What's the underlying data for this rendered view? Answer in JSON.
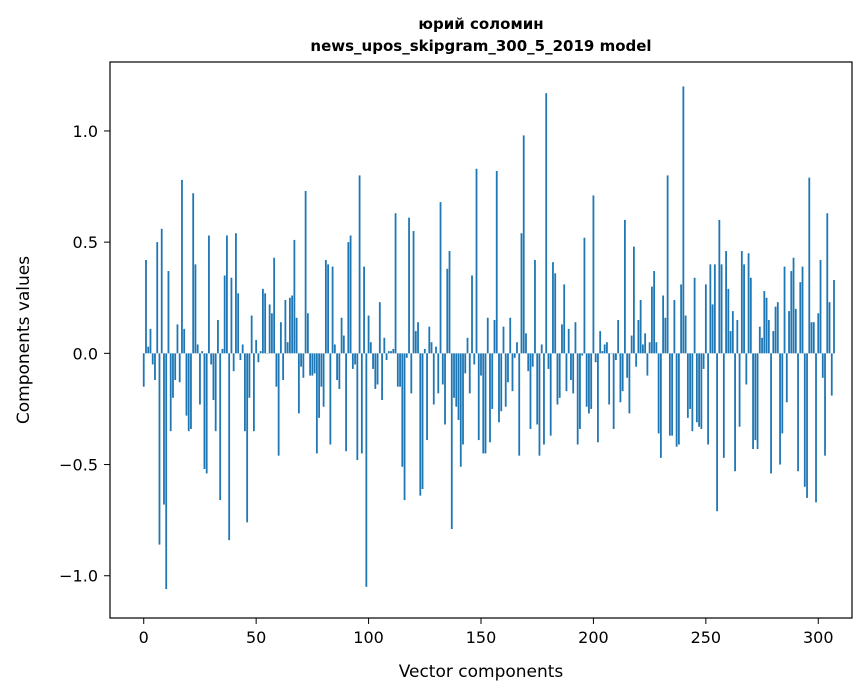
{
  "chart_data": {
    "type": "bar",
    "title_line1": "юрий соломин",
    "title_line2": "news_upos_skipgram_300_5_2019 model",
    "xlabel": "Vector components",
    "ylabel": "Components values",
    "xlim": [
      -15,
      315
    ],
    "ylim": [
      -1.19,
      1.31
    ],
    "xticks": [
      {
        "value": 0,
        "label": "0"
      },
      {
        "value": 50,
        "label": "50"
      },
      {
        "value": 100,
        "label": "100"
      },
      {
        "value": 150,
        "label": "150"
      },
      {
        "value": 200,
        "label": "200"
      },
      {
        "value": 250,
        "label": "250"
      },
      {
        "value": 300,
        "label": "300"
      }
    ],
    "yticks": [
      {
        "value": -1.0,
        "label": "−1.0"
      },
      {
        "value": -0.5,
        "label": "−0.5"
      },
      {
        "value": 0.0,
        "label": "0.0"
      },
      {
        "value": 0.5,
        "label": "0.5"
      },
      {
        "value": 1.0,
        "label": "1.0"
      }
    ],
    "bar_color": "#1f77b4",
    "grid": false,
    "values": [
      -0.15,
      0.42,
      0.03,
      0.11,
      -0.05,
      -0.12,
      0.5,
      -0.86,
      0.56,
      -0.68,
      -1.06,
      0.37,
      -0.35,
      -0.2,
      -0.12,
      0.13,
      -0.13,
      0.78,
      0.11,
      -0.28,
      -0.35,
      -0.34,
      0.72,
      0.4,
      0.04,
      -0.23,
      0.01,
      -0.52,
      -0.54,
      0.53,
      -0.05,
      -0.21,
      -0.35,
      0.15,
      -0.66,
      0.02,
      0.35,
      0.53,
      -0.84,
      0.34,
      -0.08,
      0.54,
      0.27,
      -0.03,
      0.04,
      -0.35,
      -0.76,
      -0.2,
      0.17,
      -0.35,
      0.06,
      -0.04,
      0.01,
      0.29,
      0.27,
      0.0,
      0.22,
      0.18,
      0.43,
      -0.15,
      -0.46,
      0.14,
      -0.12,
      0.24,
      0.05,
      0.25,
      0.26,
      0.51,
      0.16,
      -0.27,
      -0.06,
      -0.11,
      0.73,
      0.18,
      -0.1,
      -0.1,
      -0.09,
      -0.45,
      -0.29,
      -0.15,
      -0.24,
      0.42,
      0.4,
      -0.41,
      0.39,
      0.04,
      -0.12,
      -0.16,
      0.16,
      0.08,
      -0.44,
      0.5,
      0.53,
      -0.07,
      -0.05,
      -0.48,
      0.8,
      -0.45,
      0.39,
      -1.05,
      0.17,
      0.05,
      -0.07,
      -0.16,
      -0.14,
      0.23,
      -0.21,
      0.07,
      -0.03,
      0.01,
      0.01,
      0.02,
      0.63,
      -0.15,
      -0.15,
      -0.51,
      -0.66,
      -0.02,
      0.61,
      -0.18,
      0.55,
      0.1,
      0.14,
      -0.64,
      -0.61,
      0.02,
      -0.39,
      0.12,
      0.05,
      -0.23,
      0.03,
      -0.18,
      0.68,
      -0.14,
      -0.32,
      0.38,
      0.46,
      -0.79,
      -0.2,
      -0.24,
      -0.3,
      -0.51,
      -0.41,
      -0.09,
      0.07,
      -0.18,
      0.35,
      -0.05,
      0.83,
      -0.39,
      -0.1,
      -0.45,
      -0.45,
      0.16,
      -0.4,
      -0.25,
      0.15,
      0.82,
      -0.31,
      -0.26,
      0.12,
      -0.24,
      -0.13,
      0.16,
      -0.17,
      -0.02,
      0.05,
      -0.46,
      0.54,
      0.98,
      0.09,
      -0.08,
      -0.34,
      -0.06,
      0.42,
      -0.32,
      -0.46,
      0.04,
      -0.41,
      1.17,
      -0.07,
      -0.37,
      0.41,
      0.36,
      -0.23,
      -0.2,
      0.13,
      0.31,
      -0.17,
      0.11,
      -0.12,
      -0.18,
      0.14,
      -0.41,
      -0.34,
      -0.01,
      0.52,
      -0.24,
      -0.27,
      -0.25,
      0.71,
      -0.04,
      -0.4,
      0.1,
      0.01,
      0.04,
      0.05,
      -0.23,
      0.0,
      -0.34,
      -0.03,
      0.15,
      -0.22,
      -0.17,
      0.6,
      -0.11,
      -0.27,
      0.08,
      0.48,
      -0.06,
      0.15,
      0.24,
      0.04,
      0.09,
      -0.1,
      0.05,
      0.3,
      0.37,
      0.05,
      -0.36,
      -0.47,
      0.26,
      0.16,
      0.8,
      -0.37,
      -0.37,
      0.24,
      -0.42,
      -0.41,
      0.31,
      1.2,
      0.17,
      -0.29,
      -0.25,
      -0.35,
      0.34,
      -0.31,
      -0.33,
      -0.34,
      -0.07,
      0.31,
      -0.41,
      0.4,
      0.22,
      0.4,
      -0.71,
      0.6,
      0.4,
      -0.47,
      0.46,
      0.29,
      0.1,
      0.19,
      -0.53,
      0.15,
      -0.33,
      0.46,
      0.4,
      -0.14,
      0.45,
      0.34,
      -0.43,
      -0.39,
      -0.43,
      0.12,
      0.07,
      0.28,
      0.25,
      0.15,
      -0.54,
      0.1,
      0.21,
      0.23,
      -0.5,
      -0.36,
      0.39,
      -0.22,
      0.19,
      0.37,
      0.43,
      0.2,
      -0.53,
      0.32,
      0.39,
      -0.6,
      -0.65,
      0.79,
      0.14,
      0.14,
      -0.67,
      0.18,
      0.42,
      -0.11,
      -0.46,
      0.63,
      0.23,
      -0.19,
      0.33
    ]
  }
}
———
**Work to be completed:**
Return each line exactly as written. Any picture gets left out.

**Finished exercise:**
What's the underlying data for this rendered view? Answer in JSON.
{
  "chart_data": {
    "type": "bar",
    "title_line1": "юрий соломин",
    "title_line2": "news_upos_skipgram_300_5_2019 model",
    "xlabel": "Vector components",
    "ylabel": "Components values",
    "xlim": [
      -15,
      315
    ],
    "ylim": [
      -1.19,
      1.31
    ],
    "xticks": [
      {
        "value": 0,
        "label": "0"
      },
      {
        "value": 50,
        "label": "50"
      },
      {
        "value": 100,
        "label": "100"
      },
      {
        "value": 150,
        "label": "150"
      },
      {
        "value": 200,
        "label": "200"
      },
      {
        "value": 250,
        "label": "250"
      },
      {
        "value": 300,
        "label": "300"
      }
    ],
    "yticks": [
      {
        "value": -1.0,
        "label": "−1.0"
      },
      {
        "value": -0.5,
        "label": "−0.5"
      },
      {
        "value": 0.0,
        "label": "0.0"
      },
      {
        "value": 0.5,
        "label": "0.5"
      },
      {
        "value": 1.0,
        "label": "1.0"
      }
    ],
    "bar_color": "#1f77b4",
    "grid": false,
    "values": [
      -0.15,
      0.42,
      0.03,
      0.11,
      -0.05,
      -0.12,
      0.5,
      -0.86,
      0.56,
      -0.68,
      -1.06,
      0.37,
      -0.35,
      -0.2,
      -0.12,
      0.13,
      -0.13,
      0.78,
      0.11,
      -0.28,
      -0.35,
      -0.34,
      0.72,
      0.4,
      0.04,
      -0.23,
      0.01,
      -0.52,
      -0.54,
      0.53,
      -0.05,
      -0.21,
      -0.35,
      0.15,
      -0.66,
      0.02,
      0.35,
      0.53,
      -0.84,
      0.34,
      -0.08,
      0.54,
      0.27,
      -0.03,
      0.04,
      -0.35,
      -0.76,
      -0.2,
      0.17,
      -0.35,
      0.06,
      -0.04,
      0.01,
      0.29,
      0.27,
      0.0,
      0.22,
      0.18,
      0.43,
      -0.15,
      -0.46,
      0.14,
      -0.12,
      0.24,
      0.05,
      0.25,
      0.26,
      0.51,
      0.16,
      -0.27,
      -0.06,
      -0.11,
      0.73,
      0.18,
      -0.1,
      -0.1,
      -0.09,
      -0.45,
      -0.29,
      -0.15,
      -0.24,
      0.42,
      0.4,
      -0.41,
      0.39,
      0.04,
      -0.12,
      -0.16,
      0.16,
      0.08,
      -0.44,
      0.5,
      0.53,
      -0.07,
      -0.05,
      -0.48,
      0.8,
      -0.45,
      0.39,
      -1.05,
      0.17,
      0.05,
      -0.07,
      -0.16,
      -0.14,
      0.23,
      -0.21,
      0.07,
      -0.03,
      0.01,
      0.01,
      0.02,
      0.63,
      -0.15,
      -0.15,
      -0.51,
      -0.66,
      -0.02,
      0.61,
      -0.18,
      0.55,
      0.1,
      0.14,
      -0.64,
      -0.61,
      0.02,
      -0.39,
      0.12,
      0.05,
      -0.23,
      0.03,
      -0.18,
      0.68,
      -0.14,
      -0.32,
      0.38,
      0.46,
      -0.79,
      -0.2,
      -0.24,
      -0.3,
      -0.51,
      -0.41,
      -0.09,
      0.07,
      -0.18,
      0.35,
      -0.05,
      0.83,
      -0.39,
      -0.1,
      -0.45,
      -0.45,
      0.16,
      -0.4,
      -0.25,
      0.15,
      0.82,
      -0.31,
      -0.26,
      0.12,
      -0.24,
      -0.13,
      0.16,
      -0.17,
      -0.02,
      0.05,
      -0.46,
      0.54,
      0.98,
      0.09,
      -0.08,
      -0.34,
      -0.06,
      0.42,
      -0.32,
      -0.46,
      0.04,
      -0.41,
      1.17,
      -0.07,
      -0.37,
      0.41,
      0.36,
      -0.23,
      -0.2,
      0.13,
      0.31,
      -0.17,
      0.11,
      -0.12,
      -0.18,
      0.14,
      -0.41,
      -0.34,
      -0.01,
      0.52,
      -0.24,
      -0.27,
      -0.25,
      0.71,
      -0.04,
      -0.4,
      0.1,
      0.01,
      0.04,
      0.05,
      -0.23,
      0.0,
      -0.34,
      -0.03,
      0.15,
      -0.22,
      -0.17,
      0.6,
      -0.11,
      -0.27,
      0.08,
      0.48,
      -0.06,
      0.15,
      0.24,
      0.04,
      0.09,
      -0.1,
      0.05,
      0.3,
      0.37,
      0.05,
      -0.36,
      -0.47,
      0.26,
      0.16,
      0.8,
      -0.37,
      -0.37,
      0.24,
      -0.42,
      -0.41,
      0.31,
      1.2,
      0.17,
      -0.29,
      -0.25,
      -0.35,
      0.34,
      -0.31,
      -0.33,
      -0.34,
      -0.07,
      0.31,
      -0.41,
      0.4,
      0.22,
      0.4,
      -0.71,
      0.6,
      0.4,
      -0.47,
      0.46,
      0.29,
      0.1,
      0.19,
      -0.53,
      0.15,
      -0.33,
      0.46,
      0.4,
      -0.14,
      0.45,
      0.34,
      -0.43,
      -0.39,
      -0.43,
      0.12,
      0.07,
      0.28,
      0.25,
      0.15,
      -0.54,
      0.1,
      0.21,
      0.23,
      -0.5,
      -0.36,
      0.39,
      -0.22,
      0.19,
      0.37,
      0.43,
      0.2,
      -0.53,
      0.32,
      0.39,
      -0.6,
      -0.65,
      0.79,
      0.14,
      0.14,
      -0.67,
      0.18,
      0.42,
      -0.11,
      -0.46,
      0.63,
      0.23,
      -0.19,
      0.33
    ]
  }
}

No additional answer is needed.